[Short exercise] Search the records below for the word "Estimate". Pull out each line that has it.

-- Start Materials provided --

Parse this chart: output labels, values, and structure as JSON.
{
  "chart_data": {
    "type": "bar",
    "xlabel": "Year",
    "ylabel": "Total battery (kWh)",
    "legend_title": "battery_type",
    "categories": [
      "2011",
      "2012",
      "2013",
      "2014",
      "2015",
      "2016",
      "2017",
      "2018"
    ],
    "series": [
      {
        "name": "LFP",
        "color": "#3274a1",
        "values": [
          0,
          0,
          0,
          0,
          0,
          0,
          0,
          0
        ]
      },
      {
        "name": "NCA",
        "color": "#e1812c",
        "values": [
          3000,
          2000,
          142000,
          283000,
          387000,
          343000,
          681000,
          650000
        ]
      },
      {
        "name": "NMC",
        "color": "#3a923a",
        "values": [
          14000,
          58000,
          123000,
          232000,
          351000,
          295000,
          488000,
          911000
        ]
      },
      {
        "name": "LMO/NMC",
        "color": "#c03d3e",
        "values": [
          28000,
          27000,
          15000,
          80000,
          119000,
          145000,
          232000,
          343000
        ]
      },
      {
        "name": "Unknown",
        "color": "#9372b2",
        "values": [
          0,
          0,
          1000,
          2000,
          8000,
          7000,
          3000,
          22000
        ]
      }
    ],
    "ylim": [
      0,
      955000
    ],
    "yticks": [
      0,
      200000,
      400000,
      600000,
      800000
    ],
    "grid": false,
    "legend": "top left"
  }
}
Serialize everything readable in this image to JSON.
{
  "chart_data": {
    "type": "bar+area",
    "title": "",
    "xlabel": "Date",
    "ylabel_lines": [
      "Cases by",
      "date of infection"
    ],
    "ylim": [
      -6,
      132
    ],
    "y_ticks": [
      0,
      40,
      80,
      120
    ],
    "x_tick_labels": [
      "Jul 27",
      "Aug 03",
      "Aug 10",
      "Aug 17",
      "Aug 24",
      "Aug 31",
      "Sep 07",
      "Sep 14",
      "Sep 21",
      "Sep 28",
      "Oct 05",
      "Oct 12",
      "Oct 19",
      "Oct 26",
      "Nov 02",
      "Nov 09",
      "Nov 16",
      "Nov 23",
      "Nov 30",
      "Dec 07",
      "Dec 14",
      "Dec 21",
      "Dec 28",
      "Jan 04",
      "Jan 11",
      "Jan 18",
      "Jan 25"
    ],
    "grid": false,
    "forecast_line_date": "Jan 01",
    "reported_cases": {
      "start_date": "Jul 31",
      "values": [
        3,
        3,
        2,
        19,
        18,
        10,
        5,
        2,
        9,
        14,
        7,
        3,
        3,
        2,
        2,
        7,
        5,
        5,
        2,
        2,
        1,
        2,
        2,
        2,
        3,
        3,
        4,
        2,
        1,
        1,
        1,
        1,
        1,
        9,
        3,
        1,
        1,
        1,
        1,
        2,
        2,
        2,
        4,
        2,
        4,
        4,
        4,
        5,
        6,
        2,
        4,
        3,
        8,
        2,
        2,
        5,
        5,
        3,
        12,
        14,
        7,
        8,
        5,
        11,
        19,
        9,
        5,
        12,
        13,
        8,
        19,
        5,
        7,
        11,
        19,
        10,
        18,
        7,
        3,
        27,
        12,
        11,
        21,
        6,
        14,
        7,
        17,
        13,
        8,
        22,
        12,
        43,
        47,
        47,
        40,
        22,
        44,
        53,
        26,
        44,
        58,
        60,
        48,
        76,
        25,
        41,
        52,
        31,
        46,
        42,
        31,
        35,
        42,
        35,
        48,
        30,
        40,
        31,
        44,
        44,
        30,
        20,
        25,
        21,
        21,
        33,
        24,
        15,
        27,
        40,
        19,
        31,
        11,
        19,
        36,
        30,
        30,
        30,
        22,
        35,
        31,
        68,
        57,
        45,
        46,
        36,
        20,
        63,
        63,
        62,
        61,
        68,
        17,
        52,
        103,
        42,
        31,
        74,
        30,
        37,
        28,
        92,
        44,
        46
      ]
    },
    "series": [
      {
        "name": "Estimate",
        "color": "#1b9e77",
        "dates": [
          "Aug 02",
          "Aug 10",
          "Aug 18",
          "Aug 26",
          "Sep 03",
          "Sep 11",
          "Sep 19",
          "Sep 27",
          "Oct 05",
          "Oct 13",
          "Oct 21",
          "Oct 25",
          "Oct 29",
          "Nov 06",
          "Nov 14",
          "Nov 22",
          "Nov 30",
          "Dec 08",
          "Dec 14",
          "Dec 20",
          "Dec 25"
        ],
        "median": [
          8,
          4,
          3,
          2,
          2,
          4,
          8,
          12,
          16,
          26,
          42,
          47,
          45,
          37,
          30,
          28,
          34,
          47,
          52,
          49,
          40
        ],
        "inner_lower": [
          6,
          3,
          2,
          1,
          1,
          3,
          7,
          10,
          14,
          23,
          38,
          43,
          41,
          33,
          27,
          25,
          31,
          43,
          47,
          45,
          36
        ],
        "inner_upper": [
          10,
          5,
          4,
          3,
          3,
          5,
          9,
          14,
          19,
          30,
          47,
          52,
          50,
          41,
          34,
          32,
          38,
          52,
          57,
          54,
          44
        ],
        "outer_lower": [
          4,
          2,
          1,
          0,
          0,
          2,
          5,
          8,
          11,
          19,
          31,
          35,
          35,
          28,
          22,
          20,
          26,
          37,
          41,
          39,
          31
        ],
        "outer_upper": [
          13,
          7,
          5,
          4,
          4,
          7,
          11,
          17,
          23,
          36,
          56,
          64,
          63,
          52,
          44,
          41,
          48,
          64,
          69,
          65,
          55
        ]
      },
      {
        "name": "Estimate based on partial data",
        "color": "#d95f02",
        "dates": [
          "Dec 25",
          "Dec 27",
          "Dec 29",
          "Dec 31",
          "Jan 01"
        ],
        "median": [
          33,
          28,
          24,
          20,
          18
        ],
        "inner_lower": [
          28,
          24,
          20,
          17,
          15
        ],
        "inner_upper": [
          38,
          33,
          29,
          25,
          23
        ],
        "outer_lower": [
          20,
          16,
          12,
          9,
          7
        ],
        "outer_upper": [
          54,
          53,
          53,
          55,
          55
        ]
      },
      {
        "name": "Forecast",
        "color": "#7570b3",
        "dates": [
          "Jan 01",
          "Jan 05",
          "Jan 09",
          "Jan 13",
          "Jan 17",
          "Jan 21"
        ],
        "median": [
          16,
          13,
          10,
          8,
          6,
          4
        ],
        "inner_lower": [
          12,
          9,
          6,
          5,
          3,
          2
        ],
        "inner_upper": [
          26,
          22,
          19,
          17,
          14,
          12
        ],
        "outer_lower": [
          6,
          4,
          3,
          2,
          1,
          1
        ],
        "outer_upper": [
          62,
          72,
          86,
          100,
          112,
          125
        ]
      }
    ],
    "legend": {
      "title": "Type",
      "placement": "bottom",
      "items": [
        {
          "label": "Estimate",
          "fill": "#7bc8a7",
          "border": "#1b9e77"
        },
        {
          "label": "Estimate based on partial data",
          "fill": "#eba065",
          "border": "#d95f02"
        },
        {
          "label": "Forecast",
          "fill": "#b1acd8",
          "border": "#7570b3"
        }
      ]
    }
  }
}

-- End Materials provided --

[Answer to this exercise]
        "name": "Estimate",
        "name": "Estimate based on partial data",
          "label": "Estimate",
          "label": "Estimate based on partial data",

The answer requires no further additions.